## Given problem:
Reproduce the lines from the one containing "bar-2022 [293,223,333,336]" through the one containing "bar-2021 [225,254,265,336]", both included, with no changes.

-- START OF Task data --

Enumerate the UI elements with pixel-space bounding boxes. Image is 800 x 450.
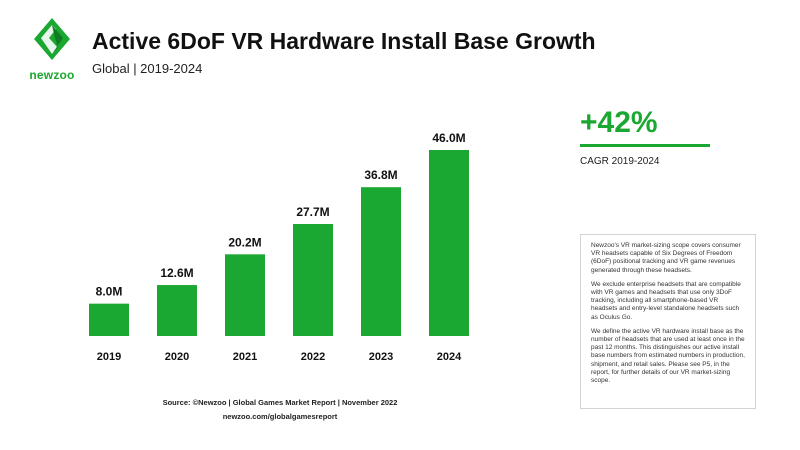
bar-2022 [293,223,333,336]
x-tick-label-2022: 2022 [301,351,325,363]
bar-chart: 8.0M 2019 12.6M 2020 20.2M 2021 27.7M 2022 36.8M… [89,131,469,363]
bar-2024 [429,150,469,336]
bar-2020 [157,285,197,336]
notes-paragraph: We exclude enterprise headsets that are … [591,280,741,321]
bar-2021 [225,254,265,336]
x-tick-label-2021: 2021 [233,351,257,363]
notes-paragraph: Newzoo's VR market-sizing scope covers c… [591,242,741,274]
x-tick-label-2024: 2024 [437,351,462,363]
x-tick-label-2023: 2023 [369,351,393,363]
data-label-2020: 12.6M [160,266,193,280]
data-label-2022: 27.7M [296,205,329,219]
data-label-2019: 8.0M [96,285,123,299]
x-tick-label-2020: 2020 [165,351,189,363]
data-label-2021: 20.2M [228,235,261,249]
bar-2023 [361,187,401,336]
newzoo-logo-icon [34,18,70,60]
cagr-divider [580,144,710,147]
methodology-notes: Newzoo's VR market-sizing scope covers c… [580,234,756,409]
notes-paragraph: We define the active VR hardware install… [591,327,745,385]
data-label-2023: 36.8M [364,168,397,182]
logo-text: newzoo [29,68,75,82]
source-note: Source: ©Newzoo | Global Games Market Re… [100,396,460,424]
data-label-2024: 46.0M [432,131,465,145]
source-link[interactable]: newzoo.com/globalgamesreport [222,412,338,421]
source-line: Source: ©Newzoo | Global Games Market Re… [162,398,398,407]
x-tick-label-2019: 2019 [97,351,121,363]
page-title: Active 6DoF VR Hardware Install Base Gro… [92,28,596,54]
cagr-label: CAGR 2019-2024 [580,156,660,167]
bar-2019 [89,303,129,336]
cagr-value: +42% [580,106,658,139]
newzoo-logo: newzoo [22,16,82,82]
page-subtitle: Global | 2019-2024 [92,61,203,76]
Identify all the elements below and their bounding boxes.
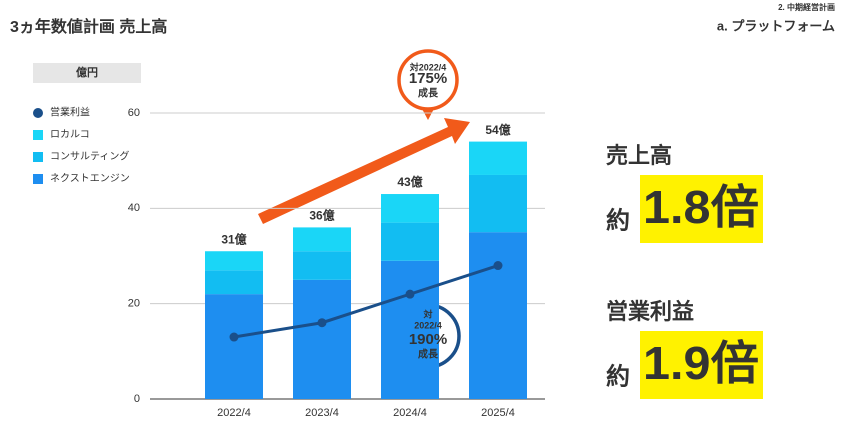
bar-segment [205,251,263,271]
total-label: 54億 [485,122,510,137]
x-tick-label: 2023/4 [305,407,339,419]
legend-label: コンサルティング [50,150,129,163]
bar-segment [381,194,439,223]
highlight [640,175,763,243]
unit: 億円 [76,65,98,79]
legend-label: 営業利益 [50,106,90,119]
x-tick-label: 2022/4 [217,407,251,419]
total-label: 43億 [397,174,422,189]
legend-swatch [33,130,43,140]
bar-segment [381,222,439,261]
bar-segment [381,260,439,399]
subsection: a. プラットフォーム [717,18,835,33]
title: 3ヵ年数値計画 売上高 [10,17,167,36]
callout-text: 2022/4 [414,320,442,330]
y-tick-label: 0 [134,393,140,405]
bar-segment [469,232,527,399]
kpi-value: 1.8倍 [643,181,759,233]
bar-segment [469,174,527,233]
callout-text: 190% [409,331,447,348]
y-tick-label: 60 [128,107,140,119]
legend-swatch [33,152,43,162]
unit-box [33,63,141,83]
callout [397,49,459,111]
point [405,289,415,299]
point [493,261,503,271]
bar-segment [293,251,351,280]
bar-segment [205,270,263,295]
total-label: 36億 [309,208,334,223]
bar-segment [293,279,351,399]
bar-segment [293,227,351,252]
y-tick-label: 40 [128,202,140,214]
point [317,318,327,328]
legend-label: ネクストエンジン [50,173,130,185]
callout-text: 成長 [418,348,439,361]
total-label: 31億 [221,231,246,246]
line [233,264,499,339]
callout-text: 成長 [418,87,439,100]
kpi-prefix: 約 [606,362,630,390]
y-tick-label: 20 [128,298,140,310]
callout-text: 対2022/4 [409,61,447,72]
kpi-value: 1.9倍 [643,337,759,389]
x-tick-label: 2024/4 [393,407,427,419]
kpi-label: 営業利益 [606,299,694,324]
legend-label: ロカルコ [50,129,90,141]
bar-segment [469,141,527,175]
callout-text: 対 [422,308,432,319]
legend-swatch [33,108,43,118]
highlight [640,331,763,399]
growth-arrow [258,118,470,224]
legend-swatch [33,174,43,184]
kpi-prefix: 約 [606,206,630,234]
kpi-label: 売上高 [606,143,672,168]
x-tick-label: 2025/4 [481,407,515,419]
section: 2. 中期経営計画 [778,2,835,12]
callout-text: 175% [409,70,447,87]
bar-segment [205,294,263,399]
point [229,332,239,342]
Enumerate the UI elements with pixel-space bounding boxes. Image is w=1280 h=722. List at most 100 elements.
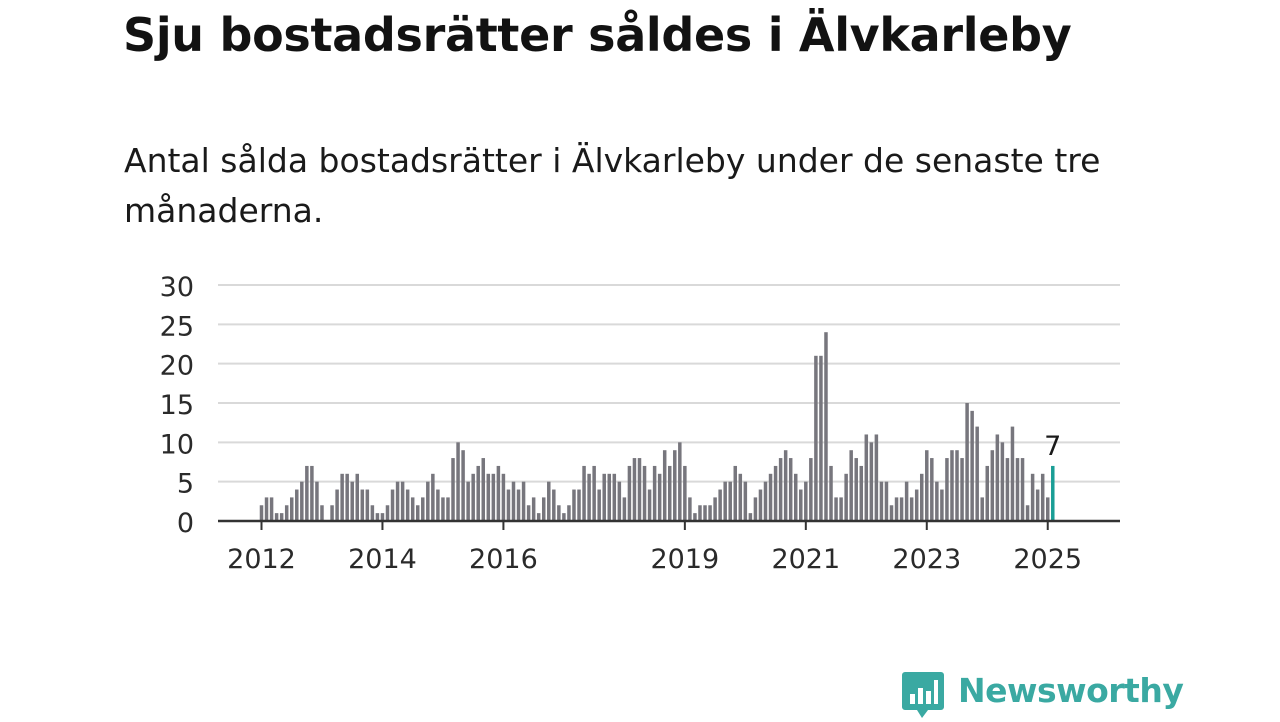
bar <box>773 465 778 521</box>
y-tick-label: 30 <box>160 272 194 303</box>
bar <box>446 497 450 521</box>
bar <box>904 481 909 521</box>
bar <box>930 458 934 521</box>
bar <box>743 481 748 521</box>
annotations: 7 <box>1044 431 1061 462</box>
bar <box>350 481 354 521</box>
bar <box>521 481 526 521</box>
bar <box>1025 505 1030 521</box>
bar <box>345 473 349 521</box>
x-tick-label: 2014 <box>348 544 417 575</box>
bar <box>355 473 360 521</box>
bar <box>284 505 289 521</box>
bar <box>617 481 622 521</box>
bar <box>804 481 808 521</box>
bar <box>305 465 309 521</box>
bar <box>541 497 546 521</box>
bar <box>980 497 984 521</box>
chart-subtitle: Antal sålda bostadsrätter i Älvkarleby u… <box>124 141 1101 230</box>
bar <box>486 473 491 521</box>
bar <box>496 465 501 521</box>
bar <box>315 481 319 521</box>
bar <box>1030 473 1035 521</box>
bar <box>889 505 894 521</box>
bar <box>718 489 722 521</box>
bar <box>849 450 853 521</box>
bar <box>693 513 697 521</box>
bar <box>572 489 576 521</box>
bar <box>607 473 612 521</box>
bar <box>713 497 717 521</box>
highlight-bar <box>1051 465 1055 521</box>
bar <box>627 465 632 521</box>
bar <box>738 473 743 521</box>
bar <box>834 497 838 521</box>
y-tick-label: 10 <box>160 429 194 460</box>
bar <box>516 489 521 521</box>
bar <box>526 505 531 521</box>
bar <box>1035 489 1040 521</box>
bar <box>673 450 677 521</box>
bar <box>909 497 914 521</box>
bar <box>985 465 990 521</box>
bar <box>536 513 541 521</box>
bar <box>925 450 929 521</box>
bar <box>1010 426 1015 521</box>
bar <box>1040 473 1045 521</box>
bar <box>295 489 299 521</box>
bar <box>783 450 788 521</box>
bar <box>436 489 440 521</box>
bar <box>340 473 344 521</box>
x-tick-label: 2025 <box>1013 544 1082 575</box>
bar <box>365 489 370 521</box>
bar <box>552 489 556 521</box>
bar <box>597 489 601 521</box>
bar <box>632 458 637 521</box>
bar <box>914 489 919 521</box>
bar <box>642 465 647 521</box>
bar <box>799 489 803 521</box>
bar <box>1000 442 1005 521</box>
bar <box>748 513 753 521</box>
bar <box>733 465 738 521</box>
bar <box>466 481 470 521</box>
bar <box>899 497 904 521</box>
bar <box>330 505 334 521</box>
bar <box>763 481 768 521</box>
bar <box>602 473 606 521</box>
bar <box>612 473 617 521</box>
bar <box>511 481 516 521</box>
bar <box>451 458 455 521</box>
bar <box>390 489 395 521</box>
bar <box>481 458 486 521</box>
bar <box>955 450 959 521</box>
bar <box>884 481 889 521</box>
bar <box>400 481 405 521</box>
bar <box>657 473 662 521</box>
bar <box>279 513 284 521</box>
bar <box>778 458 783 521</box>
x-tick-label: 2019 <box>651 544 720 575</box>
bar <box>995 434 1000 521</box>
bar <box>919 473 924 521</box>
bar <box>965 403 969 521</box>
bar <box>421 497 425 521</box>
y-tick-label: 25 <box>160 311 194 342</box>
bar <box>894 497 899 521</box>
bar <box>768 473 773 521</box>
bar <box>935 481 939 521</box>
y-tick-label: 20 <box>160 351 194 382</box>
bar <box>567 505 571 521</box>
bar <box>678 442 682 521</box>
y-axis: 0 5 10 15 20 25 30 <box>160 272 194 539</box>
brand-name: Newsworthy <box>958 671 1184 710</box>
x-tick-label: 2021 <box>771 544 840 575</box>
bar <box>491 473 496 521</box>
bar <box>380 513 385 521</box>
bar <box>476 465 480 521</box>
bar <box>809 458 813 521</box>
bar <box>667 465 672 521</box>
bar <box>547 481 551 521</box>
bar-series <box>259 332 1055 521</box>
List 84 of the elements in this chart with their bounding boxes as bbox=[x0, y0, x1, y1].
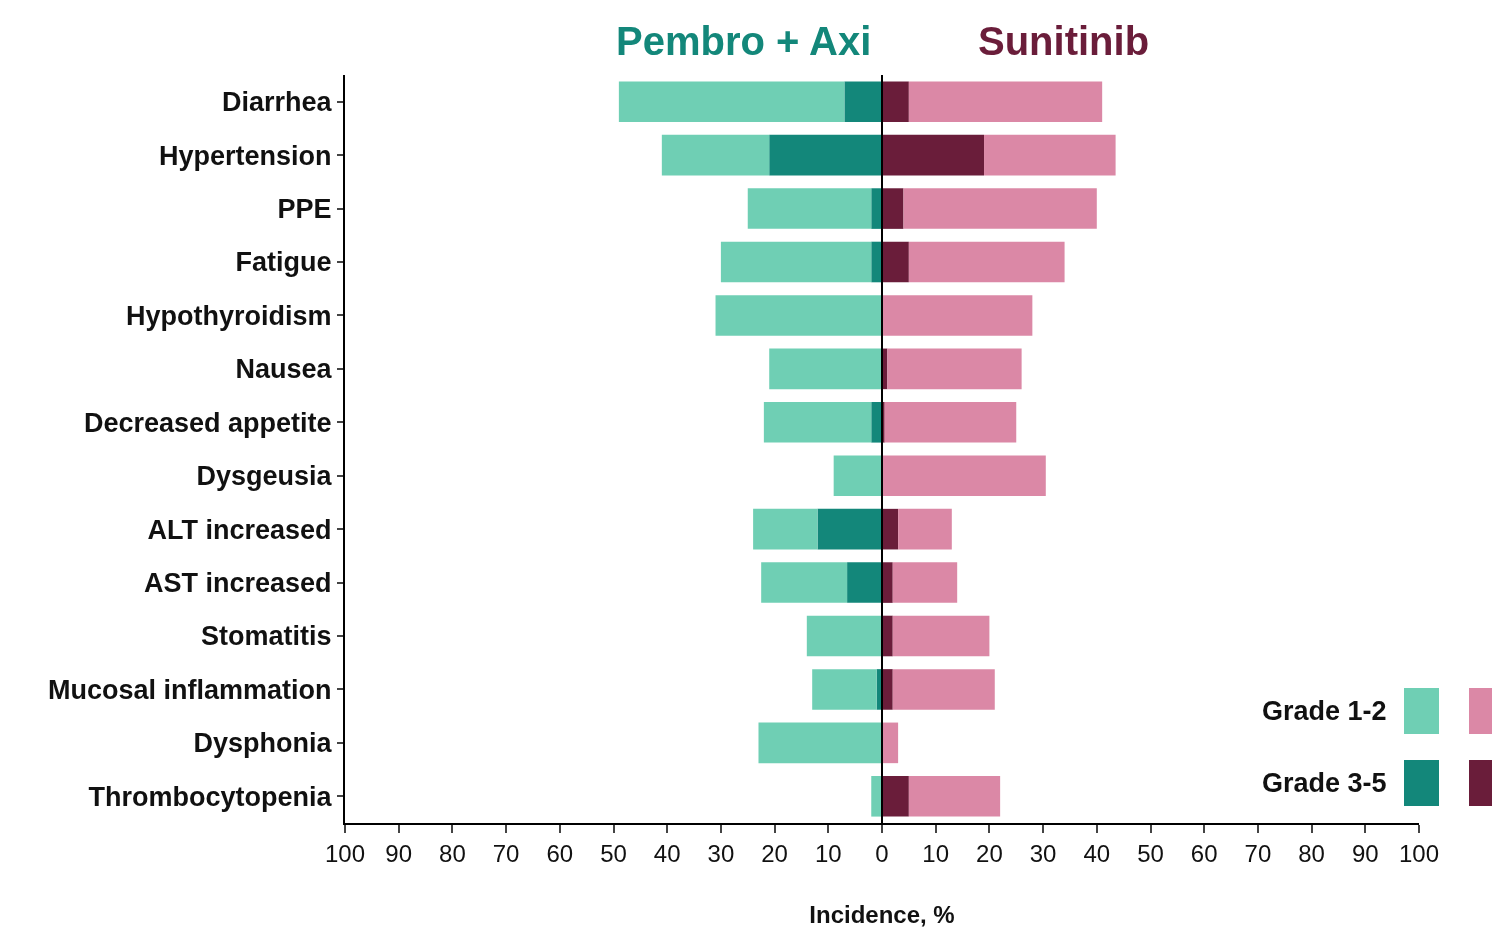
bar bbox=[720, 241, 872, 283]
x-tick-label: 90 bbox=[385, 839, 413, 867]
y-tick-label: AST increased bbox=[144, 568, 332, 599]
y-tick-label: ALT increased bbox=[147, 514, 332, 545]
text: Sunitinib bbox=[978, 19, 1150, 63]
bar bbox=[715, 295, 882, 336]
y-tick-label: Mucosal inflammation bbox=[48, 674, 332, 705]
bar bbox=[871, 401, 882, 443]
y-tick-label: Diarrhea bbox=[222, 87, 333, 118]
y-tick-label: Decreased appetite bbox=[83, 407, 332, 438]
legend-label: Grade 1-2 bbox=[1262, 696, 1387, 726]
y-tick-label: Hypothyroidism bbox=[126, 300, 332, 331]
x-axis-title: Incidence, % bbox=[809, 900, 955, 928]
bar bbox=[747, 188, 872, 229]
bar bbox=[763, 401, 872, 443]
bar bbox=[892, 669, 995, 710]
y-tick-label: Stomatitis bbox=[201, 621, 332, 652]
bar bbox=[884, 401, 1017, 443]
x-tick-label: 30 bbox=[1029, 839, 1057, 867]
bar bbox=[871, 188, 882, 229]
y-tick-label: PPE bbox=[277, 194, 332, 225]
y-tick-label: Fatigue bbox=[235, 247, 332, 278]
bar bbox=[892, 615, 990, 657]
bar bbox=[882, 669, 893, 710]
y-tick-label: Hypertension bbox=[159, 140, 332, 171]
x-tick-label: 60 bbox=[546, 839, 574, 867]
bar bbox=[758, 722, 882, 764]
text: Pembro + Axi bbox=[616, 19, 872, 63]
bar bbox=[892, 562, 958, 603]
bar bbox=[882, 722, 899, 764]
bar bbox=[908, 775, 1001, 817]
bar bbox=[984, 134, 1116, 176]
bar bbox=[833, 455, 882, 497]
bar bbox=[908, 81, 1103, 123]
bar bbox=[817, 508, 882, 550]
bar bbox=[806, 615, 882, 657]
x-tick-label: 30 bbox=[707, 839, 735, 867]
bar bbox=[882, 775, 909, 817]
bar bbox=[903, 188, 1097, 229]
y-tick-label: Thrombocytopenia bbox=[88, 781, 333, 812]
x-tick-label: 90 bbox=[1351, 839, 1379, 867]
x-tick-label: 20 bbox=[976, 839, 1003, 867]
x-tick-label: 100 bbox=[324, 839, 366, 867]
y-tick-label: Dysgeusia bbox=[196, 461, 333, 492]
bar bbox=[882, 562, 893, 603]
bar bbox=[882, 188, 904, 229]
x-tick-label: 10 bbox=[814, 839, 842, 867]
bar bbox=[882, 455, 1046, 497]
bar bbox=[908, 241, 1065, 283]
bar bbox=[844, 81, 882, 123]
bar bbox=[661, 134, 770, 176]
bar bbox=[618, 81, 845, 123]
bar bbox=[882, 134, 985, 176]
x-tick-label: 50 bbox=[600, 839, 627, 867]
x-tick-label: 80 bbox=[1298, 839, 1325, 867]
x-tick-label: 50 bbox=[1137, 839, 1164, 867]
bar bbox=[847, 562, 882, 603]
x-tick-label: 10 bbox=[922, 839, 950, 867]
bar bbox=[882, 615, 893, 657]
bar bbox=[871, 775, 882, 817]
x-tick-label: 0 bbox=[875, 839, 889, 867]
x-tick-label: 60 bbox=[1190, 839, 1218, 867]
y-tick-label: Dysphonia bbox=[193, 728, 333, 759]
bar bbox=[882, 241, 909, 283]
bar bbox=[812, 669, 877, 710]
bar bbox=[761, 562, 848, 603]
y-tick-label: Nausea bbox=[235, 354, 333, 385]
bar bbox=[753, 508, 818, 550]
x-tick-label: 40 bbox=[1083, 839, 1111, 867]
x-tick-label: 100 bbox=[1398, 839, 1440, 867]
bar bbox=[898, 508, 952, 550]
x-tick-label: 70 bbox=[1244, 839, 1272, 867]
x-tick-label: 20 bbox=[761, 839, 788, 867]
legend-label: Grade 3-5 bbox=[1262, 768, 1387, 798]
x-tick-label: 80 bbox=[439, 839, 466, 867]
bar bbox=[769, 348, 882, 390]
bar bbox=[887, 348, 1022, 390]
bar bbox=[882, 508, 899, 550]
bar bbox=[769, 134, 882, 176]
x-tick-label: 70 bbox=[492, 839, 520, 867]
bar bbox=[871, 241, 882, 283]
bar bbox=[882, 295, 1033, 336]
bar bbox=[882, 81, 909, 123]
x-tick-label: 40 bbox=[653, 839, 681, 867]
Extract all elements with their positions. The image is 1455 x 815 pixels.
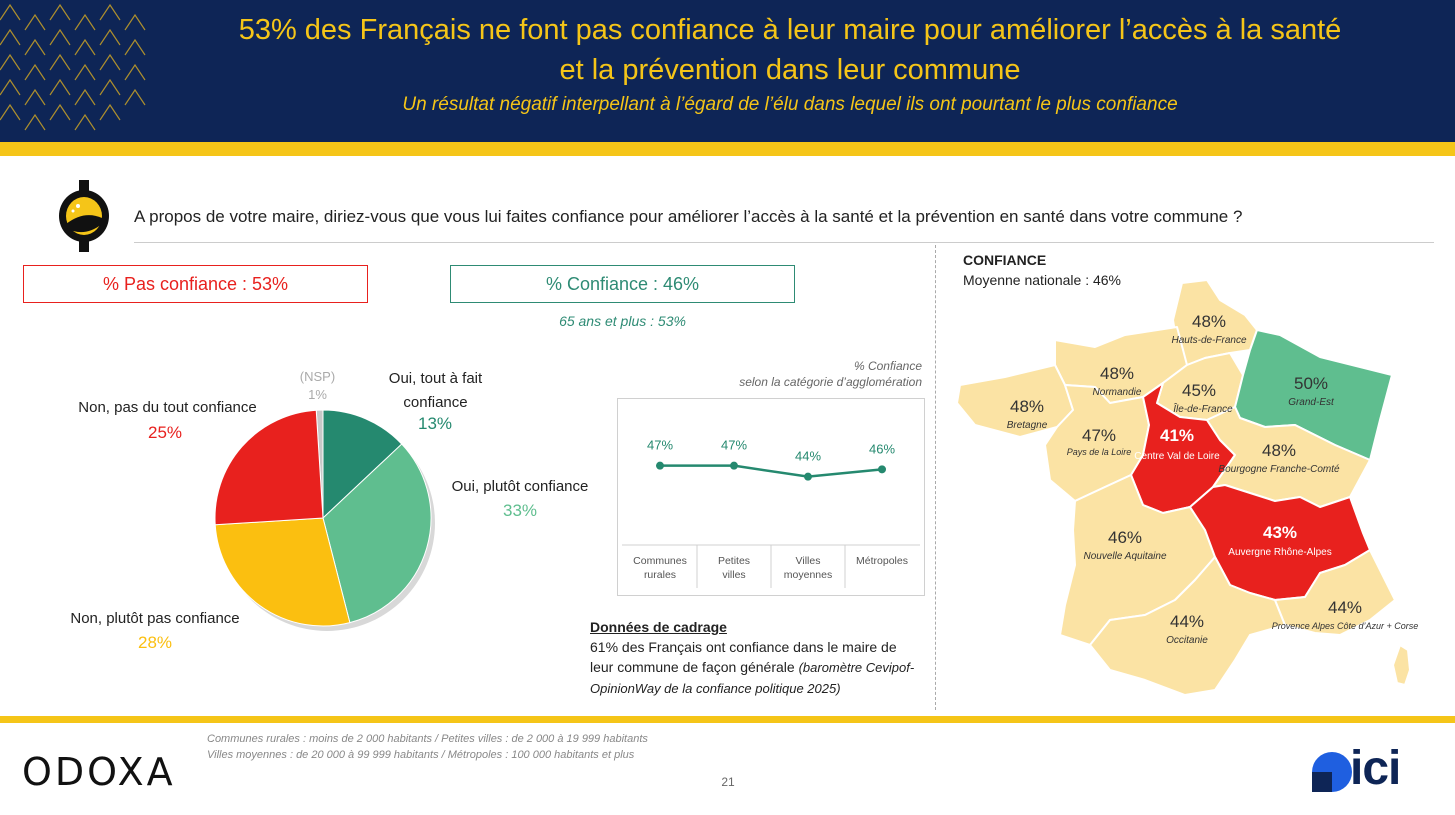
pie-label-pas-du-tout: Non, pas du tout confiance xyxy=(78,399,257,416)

-- END OF Task data --

## Written answer:
bar-2022 [293,223,333,336]
x-tick-label-2022: 2022 [301,351,325,363]
bar-chart: 8.0M 2019 12.6M 2020 20.2M 2021 27.7M 2022 36.8M… [89,131,469,363]
bar-2024 [429,150,469,336]
bar-2020 [157,285,197,336]
notes-paragraph: We exclude enterprise headsets that are … [591,280,741,321]
bar-2021 [225,254,265,336]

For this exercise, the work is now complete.